* Problem:
Arrange the records below as a numbered list, skipping any blank lines. Cover only the lines from the start of the records up to and including the line containing "Text: 0: 0 [510, 1093, 518, 1104]".

[Region annotation records]
────────────────────────────────────────

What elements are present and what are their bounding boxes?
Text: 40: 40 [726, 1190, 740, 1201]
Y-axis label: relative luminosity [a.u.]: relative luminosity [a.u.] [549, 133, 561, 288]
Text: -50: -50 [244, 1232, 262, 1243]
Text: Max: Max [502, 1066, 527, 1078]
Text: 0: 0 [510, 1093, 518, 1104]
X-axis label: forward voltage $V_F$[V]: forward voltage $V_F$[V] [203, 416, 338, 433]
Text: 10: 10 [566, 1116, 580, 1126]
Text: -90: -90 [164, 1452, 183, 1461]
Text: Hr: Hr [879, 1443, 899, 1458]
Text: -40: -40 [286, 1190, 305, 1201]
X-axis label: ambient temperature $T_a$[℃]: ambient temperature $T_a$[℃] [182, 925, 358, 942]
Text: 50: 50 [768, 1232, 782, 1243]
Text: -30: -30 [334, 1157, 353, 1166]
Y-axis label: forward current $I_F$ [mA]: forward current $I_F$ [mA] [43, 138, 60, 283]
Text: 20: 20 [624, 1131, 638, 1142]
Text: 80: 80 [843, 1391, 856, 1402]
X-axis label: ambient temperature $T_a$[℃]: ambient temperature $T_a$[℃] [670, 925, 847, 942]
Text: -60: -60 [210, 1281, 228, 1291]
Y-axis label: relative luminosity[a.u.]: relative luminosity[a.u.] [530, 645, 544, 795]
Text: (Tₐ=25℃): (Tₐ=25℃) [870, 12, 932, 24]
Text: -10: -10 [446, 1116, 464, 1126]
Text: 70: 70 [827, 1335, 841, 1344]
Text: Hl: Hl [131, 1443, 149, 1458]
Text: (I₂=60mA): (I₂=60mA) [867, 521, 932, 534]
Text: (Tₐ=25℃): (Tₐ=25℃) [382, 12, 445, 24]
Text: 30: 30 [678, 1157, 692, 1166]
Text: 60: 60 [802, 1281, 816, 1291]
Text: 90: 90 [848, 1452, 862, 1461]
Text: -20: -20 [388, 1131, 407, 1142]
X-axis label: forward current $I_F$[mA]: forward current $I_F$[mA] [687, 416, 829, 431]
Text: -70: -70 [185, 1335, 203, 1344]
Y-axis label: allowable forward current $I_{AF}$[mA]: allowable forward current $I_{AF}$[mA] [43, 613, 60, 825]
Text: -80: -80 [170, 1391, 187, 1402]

────────────────────────────────────────

* Completed task:
1. What elements are present and what are their bounding boxes?
2. Text: 40: 40 [726, 1190, 740, 1201]
3. Y-axis label: relative luminosity [a.u.]: relative luminosity [a.u.] [549, 133, 561, 288]
4. Text: -50: -50 [244, 1232, 262, 1243]
5. Text: Max: Max [502, 1066, 527, 1078]
6. Text: 0: 0 [510, 1093, 518, 1104]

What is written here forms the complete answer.